- Your task:
A faithful copy of the data is what is wanted, minus any pictures.

- Provided records:

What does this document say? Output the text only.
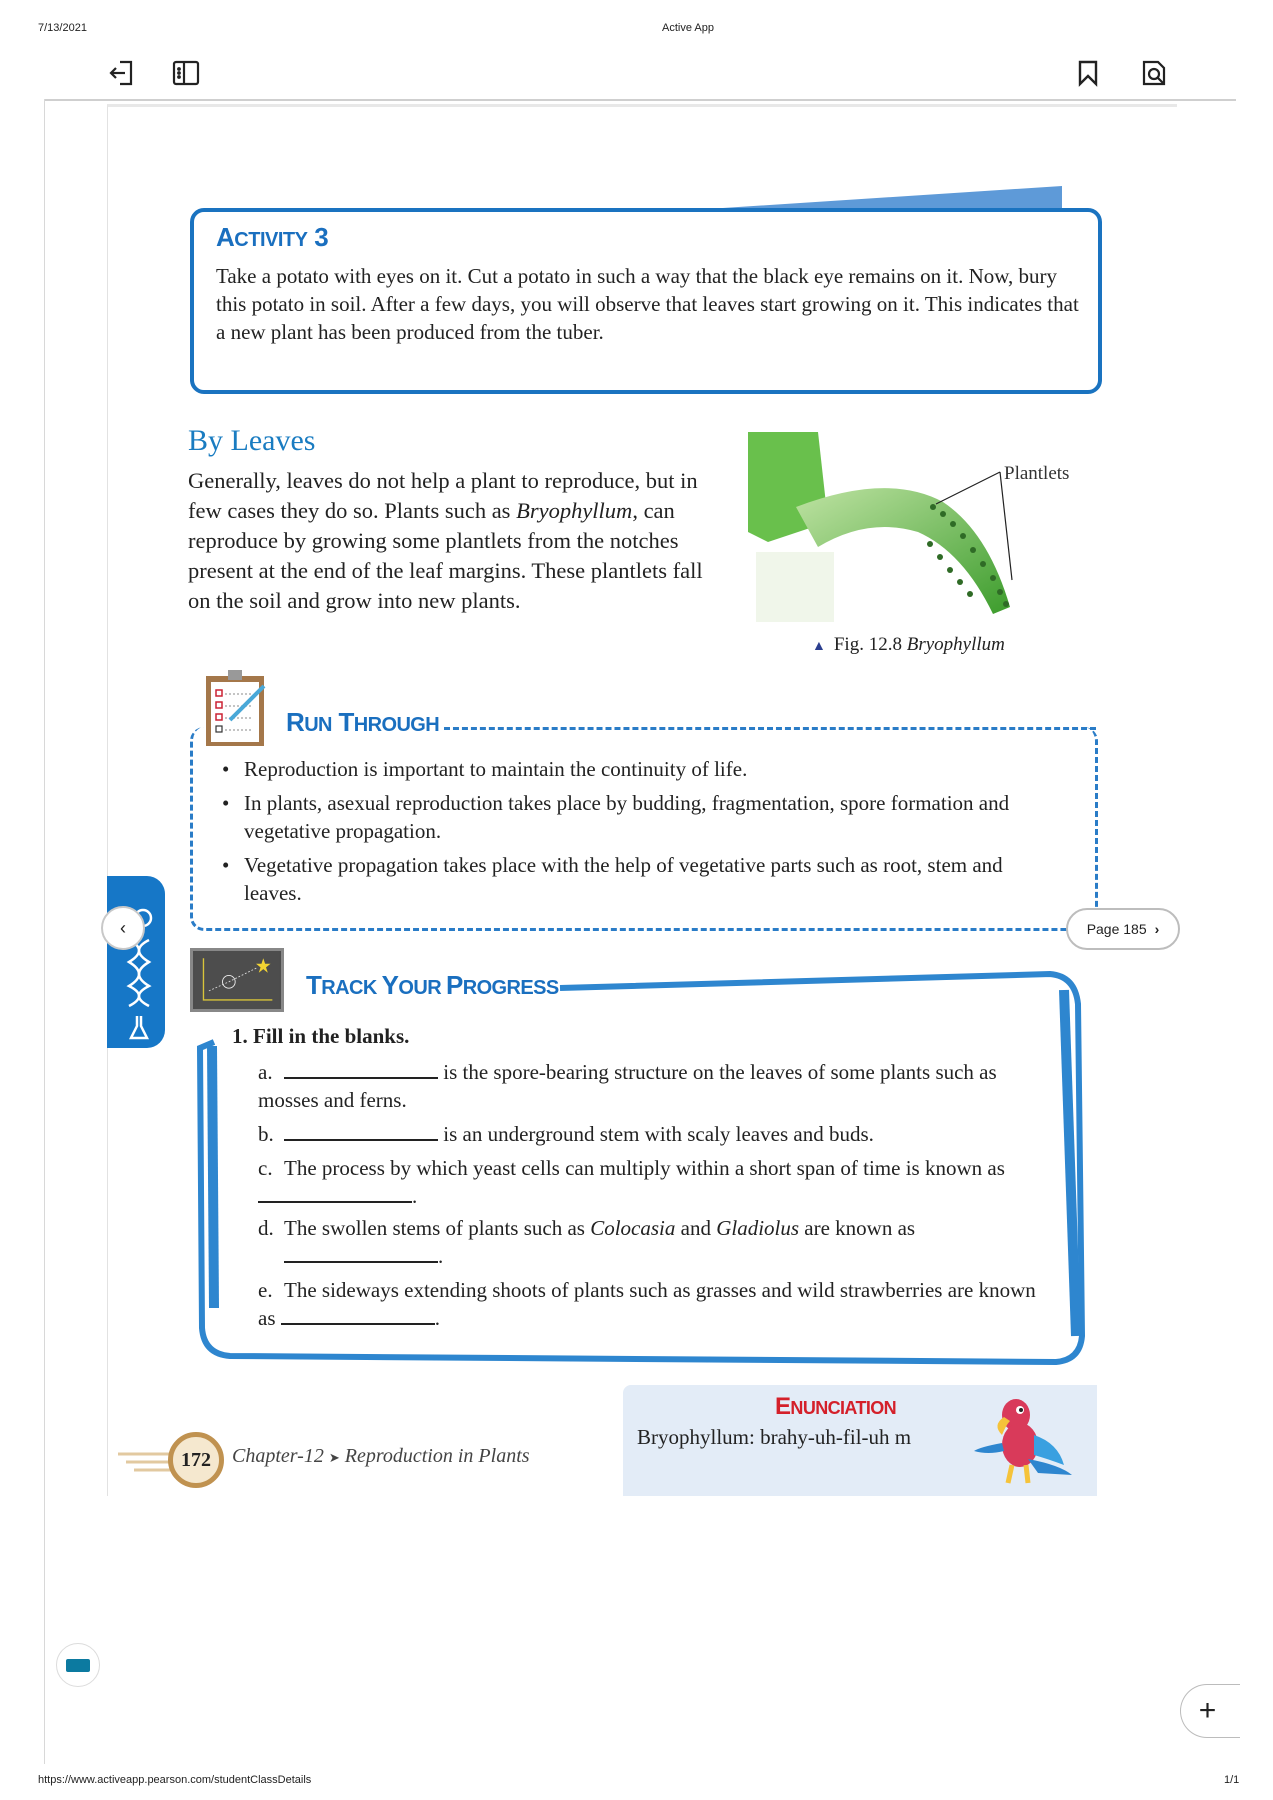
7/13/2021	Active App
ACTIVITY 3

Take a potato with eyes on it. Cut a potato in such a way that the black eye remains on it. Now, bury this potato in soil. After a few days, you will observe that leaves start growing on it. This indicates that a new plant has been produced from the tuber.

By Leaves
Generally, leaves do not help a plant to reproduce, but in few cases they do so. Plants such as Bryophyllum, can reproduce by growing some plantlets from the notches present at the end of the leaf margins. These plantlets fall on the soil and grow into new plants.
Plantlets
▲ Fig. 12.8 Bryophyllum
RUN THROUGH
• Reproduction is important to maintain the continuity of life.
• In plants, asexual reproduction takes place by budding, fragmentation, spore formation and vegetative propagation.
• Vegetative propagation takes place with the help of vegetative parts such as root, stem and leaves.
‹	Page 185 ›
TRACK YOUR PROGRESS
1. Fill in the blanks.
a.	is the spore-bearing structure on the leaves of some plants such as mosses and ferns.
b.	is an underground stem with scaly leaves and buds.
c. The process by which yeast cells can multiply within a short span of time is known as .
d. The swollen stems of plants such as Colocasia and Gladiolus are known as
.
e. The sideways extending shoots of plants such as grasses and wild strawberries are known as	.
172	Chapter-12 ➤ Reproduction in Plants
ENUNCIATION

Bryophyllum: brahy-uh-fil-uh m

+
https://www.activeapp.pearson.com/studentClassDetails	1/1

- Response below:
What does this document say? Output the text only.
7/13/2021	Active App
ACTIVITY 3

Take a potato with eyes on it. Cut a potato in such a way that the black eye remains on it. Now, bury this potato in soil. After a few days, you will observe that leaves start growing on it. This indicates that a new plant has been produced from the tuber.

By Leaves
Generally, leaves do not help a plant to reproduce, but in few cases they do so. Plants such as Bryophyllum, can reproduce by growing some plantlets from the notches present at the end of the leaf margins. These plantlets fall on the soil and grow into new plants.
Plantlets
▲ Fig. 12.8 Bryophyllum
RUN THROUGH
• Reproduction is important to maintain the continuity of life.
• In plants, asexual reproduction takes place by budding, fragmentation, spore formation and vegetative propagation.
• Vegetative propagation takes place with the help of vegetative parts such as root, stem and leaves.
‹	Page 185 ›
TRACK YOUR PROGRESS
1. Fill in the blanks.
a.	is the spore-bearing structure on the leaves of some plants such as mosses and ferns.
b.	is an underground stem with scaly leaves and buds.
c. The process by which yeast cells can multiply within a short span of time is known as .
d. The swollen stems of plants such as Colocasia and Gladiolus are known as
.
e. The sideways extending shoots of plants such as grasses and wild strawberries are known as	.
172	Chapter-12 ➤ Reproduction in Plants
ENUNCIATION

Bryophyllum: brahy-uh-fil-uh m

+
https://www.activeapp.pearson.com/studentClassDetails	1/1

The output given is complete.